▸ Task brief:
Set out each line from the following listing that includes the word "agents".

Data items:
*****

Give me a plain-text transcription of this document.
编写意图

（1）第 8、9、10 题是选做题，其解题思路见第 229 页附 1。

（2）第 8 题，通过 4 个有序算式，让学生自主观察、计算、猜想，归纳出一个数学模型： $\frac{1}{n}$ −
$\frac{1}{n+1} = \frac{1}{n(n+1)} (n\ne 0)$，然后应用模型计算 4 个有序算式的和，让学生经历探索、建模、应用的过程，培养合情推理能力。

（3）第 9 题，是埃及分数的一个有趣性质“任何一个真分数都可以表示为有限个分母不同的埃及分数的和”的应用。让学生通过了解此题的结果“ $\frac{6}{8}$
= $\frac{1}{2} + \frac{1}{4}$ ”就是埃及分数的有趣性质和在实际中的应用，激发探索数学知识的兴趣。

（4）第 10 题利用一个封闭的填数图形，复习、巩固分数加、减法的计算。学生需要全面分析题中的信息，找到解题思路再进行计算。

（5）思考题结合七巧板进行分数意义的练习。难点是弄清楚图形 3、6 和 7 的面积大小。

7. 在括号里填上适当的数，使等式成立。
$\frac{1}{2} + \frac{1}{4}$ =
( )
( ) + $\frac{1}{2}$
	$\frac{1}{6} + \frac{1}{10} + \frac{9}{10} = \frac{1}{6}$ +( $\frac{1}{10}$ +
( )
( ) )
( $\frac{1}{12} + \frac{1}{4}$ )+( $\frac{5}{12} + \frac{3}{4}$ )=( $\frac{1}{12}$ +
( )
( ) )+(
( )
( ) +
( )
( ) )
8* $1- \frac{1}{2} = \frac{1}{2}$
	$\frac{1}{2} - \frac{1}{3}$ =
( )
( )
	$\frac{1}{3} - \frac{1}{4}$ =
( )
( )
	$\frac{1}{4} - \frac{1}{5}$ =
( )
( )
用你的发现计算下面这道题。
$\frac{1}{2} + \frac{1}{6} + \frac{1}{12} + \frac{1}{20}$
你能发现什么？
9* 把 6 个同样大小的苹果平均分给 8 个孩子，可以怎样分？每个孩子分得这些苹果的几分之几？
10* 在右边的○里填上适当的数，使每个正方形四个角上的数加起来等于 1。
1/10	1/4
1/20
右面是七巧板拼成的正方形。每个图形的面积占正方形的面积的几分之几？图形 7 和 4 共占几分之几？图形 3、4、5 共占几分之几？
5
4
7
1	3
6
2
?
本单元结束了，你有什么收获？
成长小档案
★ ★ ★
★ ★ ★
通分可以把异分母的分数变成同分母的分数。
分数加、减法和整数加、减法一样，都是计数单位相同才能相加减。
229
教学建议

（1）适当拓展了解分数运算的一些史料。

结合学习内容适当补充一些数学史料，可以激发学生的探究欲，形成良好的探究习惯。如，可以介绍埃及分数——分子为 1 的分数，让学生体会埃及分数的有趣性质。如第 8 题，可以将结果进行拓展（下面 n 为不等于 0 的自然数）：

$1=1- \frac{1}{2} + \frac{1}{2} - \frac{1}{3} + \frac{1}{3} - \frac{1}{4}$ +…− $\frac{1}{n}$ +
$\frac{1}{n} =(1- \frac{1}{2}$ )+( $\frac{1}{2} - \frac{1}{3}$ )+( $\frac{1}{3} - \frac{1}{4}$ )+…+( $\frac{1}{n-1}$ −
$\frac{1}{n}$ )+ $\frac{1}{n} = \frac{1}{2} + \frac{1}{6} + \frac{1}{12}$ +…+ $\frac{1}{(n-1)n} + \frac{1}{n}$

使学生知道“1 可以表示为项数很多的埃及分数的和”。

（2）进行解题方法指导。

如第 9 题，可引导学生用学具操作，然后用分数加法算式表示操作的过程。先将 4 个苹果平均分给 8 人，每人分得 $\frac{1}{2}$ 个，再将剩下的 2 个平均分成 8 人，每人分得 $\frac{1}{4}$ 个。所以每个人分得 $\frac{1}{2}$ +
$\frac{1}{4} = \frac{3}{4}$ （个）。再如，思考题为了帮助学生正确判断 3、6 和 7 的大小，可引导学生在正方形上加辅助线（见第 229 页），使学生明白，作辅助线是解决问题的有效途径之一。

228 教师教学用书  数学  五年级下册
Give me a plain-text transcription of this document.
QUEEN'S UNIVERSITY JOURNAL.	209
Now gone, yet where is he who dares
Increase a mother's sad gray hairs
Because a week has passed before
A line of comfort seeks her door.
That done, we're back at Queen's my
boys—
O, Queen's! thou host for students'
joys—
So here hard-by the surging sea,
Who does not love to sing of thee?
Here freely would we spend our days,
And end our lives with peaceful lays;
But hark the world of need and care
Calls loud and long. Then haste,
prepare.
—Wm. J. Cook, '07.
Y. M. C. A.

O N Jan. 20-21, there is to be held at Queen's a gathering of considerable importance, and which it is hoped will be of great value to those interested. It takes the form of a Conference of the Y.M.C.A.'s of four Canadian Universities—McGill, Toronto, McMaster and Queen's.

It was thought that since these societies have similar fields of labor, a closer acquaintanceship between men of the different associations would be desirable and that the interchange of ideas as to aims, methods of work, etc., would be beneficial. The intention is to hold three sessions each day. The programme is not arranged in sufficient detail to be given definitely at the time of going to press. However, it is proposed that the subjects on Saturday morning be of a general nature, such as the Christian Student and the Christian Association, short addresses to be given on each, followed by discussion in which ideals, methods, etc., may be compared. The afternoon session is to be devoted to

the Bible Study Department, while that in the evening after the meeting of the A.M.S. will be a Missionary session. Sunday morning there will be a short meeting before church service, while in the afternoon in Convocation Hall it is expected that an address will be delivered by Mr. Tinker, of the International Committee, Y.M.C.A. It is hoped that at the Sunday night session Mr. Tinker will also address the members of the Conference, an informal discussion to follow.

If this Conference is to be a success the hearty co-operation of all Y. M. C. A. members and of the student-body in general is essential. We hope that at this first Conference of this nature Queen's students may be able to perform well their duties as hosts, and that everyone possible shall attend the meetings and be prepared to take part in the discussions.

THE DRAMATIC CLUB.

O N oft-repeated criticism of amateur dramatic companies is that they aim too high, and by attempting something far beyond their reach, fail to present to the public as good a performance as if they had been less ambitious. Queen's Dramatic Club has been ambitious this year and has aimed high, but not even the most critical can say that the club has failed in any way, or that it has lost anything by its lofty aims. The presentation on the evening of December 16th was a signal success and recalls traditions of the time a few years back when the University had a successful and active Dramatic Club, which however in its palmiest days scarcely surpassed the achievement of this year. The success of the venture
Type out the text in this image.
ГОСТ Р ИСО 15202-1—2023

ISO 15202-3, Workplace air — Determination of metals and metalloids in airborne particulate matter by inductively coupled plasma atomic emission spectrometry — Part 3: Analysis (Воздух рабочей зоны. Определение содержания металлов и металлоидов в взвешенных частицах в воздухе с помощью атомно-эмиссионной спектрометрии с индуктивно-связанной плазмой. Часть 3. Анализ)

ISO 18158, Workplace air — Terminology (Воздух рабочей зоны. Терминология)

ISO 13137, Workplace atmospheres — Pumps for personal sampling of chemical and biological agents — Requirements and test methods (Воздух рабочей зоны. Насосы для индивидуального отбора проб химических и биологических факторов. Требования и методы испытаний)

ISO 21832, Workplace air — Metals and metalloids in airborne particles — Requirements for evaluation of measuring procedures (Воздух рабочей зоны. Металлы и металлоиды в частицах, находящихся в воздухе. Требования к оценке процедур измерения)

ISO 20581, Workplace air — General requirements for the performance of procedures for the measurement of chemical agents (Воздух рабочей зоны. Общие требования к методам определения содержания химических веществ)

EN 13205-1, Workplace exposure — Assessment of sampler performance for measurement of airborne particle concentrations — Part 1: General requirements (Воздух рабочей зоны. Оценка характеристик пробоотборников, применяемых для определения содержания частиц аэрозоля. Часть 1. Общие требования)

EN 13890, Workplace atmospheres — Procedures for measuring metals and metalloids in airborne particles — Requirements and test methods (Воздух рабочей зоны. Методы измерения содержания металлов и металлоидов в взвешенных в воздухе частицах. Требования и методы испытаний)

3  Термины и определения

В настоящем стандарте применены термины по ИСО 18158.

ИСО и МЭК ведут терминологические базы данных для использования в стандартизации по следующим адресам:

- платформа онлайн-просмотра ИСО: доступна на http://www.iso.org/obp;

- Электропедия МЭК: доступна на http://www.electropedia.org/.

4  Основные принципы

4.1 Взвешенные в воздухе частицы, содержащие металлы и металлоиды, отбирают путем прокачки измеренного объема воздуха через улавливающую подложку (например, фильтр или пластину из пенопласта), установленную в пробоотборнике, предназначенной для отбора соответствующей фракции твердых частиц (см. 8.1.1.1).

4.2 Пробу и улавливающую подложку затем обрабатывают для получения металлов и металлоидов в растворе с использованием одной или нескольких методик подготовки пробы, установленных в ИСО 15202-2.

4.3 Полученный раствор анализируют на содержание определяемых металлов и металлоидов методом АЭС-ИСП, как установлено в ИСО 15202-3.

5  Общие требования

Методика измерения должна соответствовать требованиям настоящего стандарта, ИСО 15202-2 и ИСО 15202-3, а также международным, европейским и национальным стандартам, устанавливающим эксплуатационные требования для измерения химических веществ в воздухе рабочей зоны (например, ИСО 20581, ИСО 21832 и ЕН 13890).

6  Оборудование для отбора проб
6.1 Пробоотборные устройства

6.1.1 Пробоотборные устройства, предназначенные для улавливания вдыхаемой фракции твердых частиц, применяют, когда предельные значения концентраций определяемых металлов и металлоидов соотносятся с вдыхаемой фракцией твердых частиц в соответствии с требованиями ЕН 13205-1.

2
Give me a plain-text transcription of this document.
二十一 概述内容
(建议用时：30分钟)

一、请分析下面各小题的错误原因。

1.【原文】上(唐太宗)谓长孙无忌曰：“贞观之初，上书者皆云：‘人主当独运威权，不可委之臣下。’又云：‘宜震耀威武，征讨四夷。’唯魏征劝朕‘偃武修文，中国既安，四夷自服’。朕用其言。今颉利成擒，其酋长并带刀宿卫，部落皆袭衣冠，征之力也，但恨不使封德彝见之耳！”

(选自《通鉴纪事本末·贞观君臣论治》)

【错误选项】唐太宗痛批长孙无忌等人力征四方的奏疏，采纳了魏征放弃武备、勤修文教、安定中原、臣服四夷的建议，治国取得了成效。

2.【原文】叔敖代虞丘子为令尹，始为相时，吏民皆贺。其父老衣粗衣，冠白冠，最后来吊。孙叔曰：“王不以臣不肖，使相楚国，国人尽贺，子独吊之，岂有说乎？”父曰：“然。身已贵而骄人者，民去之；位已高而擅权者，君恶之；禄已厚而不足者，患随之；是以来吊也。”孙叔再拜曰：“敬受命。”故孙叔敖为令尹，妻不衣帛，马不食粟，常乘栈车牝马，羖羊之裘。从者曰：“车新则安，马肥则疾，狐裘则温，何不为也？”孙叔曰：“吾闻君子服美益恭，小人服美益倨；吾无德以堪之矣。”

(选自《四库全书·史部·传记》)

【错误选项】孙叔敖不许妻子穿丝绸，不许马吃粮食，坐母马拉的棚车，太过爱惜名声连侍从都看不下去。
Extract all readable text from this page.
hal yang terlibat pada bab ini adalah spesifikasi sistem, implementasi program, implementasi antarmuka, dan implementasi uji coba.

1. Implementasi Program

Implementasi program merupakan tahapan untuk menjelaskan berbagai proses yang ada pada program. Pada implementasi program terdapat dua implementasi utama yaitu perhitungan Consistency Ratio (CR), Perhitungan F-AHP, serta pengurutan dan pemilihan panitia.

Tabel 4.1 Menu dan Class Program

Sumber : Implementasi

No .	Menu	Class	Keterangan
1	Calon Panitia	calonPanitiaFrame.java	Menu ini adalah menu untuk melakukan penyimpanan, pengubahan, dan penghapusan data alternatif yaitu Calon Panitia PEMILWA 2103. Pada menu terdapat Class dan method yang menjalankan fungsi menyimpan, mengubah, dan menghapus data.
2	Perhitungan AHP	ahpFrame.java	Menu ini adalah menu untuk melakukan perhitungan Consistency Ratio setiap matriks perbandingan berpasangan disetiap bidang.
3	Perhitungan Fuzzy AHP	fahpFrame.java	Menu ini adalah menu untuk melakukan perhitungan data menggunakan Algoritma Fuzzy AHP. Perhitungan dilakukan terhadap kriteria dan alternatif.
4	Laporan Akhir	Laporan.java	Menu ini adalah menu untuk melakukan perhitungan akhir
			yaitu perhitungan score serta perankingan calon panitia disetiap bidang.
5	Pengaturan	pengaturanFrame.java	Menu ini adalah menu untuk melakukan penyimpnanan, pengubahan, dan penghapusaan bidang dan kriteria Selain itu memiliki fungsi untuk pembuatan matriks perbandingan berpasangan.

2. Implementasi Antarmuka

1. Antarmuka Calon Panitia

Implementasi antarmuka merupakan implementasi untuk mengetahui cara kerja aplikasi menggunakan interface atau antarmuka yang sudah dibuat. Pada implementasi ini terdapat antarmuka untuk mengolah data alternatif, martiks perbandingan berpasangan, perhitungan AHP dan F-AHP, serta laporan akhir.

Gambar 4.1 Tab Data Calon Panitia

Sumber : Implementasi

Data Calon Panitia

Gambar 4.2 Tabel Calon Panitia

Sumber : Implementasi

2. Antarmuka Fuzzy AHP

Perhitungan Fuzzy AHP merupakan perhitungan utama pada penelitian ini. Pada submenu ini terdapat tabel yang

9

*****

▸ Answer to the task:
ISO 13137, Workplace atmospheres — Pumps for personal sampling of chemical and biological agents — Requirements and test methods (Воздух рабочей зоны. Насосы для индивидуального отбора проб химических и биологических факторов. Требования и методы испытаний)
ISO 20581, Workplace air — General requirements for the performance of procedures for the measurement of chemical agents (Воздух рабочей зоны. Общие требования к методам определения содержания химических веществ)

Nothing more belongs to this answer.